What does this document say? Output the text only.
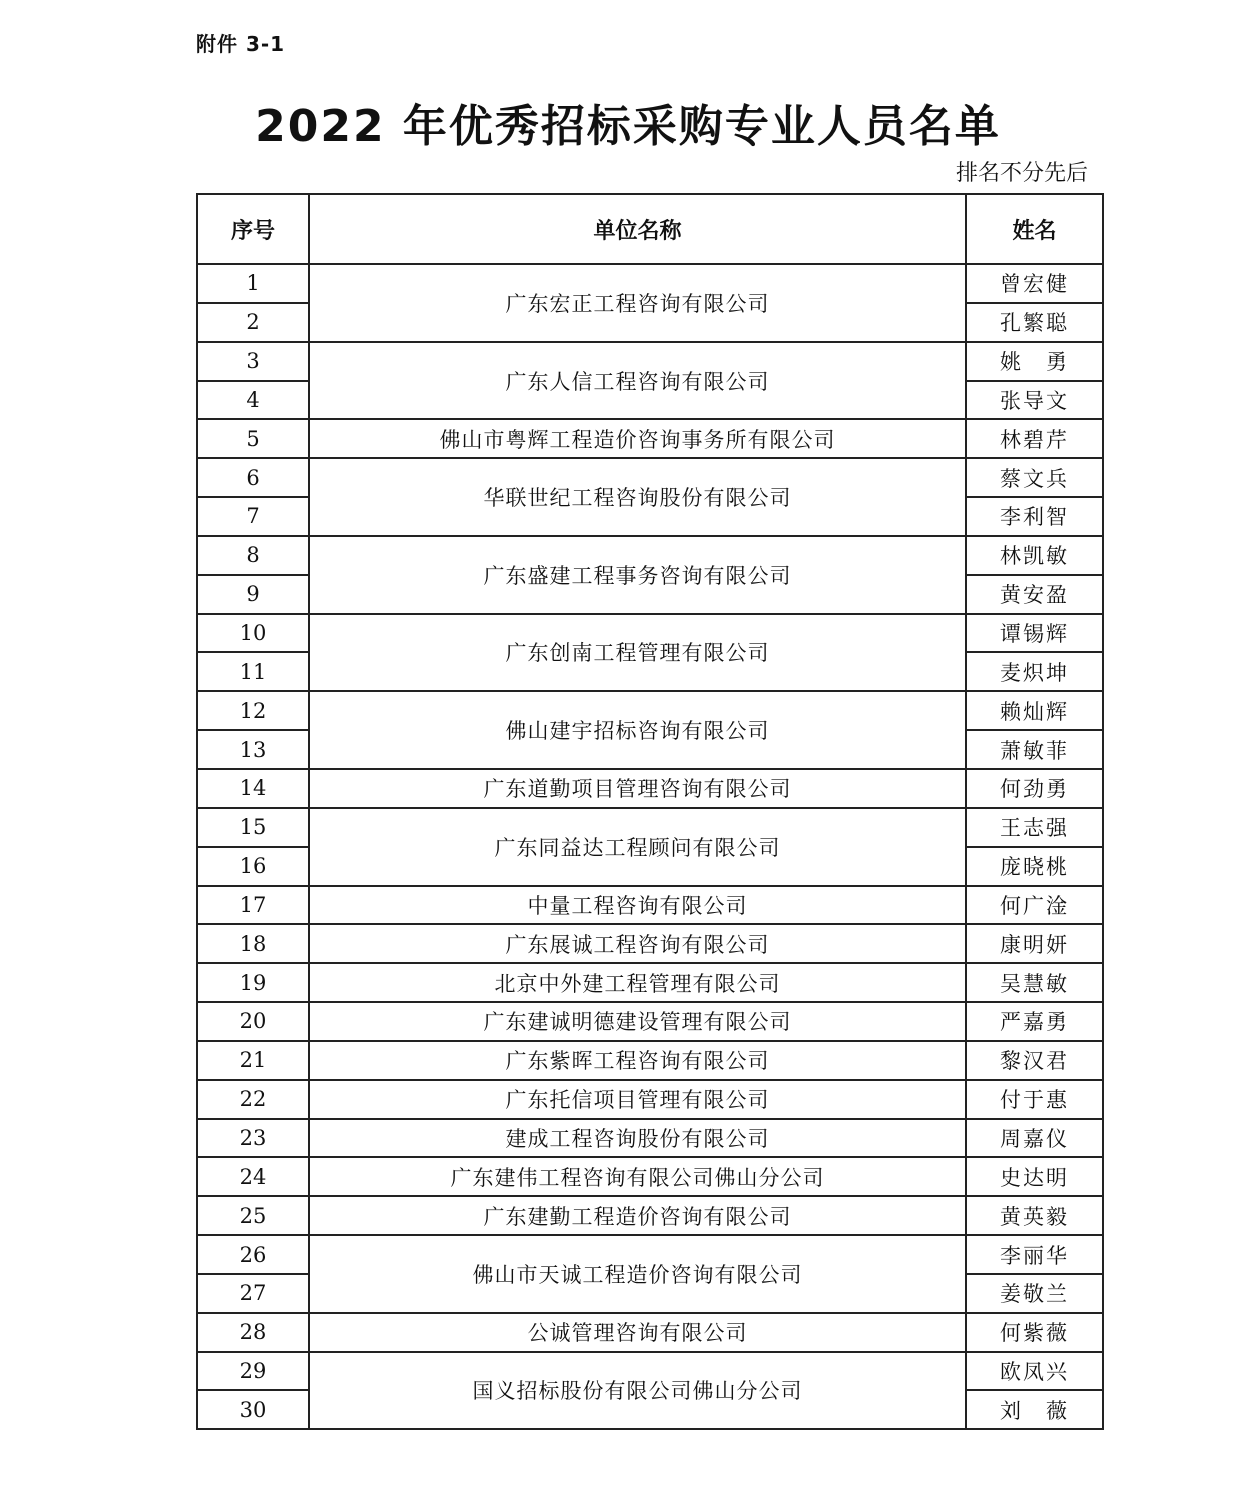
附件 3-1
2022 年优秀招标采购专业人员名单
排名不分先后
序号	单位名称	姓名
1	广东宏正工程咨询有限公司	曾宏健
2		孔繁聪
3	广东人信工程咨询有限公司	姚　勇
4		张导文
5	佛山市粤辉工程造价咨询事务所有限公司	林碧芹
6	华联世纪工程咨询股份有限公司	蔡文兵
7		李利智
8	广东盛建工程事务咨询有限公司	林凯敏
9		黄安盈
10	广东创南工程管理有限公司	谭锡辉
11		麦炽坤
12	佛山建宇招标咨询有限公司	赖灿辉
13		萧敏菲
14	广东道勤项目管理咨询有限公司	何劲勇
15	广东同益达工程顾问有限公司	王志强
16		庞晓桃
17	中量工程咨询有限公司	何广淦
18	广东展诚工程咨询有限公司	康明妍
19	北京中外建工程管理有限公司	吴慧敏
20	广东建诚明德建设管理有限公司	严嘉勇
21	广东紫晖工程咨询有限公司	黎汉君
22	广东托信项目管理有限公司	付于惠
23	建成工程咨询股份有限公司	周嘉仪
24	广东建伟工程咨询有限公司佛山分公司	史达明
25	广东建勤工程造价咨询有限公司	黄英毅
26	佛山市天诚工程造价咨询有限公司	李丽华
27		姜敬兰
28	公诚管理咨询有限公司	何紫薇
29	国义招标股份有限公司佛山分公司	欧凤兴
30		刘　薇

EXERCISE DIRECTIONS » Except for the pictures, copy every line of the records above exactly.

SOLUTION FOR THIS TASK »
What does this document say? Output the text only.
附件 3-1
2022 年优秀招标采购专业人员名单
排名不分先后
序号	单位名称	姓名
1	广东宏正工程咨询有限公司	曾宏健
2		孔繁聪
3	广东人信工程咨询有限公司	姚　勇
4		张导文
5	佛山市粤辉工程造价咨询事务所有限公司	林碧芹
6	华联世纪工程咨询股份有限公司	蔡文兵
7		李利智
8	广东盛建工程事务咨询有限公司	林凯敏
9		黄安盈
10	广东创南工程管理有限公司	谭锡辉
11		麦炽坤
12	佛山建宇招标咨询有限公司	赖灿辉
13		萧敏菲
14	广东道勤项目管理咨询有限公司	何劲勇
15	广东同益达工程顾问有限公司	王志强
16		庞晓桃
17	中量工程咨询有限公司	何广淦
18	广东展诚工程咨询有限公司	康明妍
19	北京中外建工程管理有限公司	吴慧敏
20	广东建诚明德建设管理有限公司	严嘉勇
21	广东紫晖工程咨询有限公司	黎汉君
22	广东托信项目管理有限公司	付于惠
23	建成工程咨询股份有限公司	周嘉仪
24	广东建伟工程咨询有限公司佛山分公司	史达明
25	广东建勤工程造价咨询有限公司	黄英毅
26	佛山市天诚工程造价咨询有限公司	李丽华
27		姜敬兰
28	公诚管理咨询有限公司	何紫薇
29	国义招标股份有限公司佛山分公司	欧凤兴
30		刘　薇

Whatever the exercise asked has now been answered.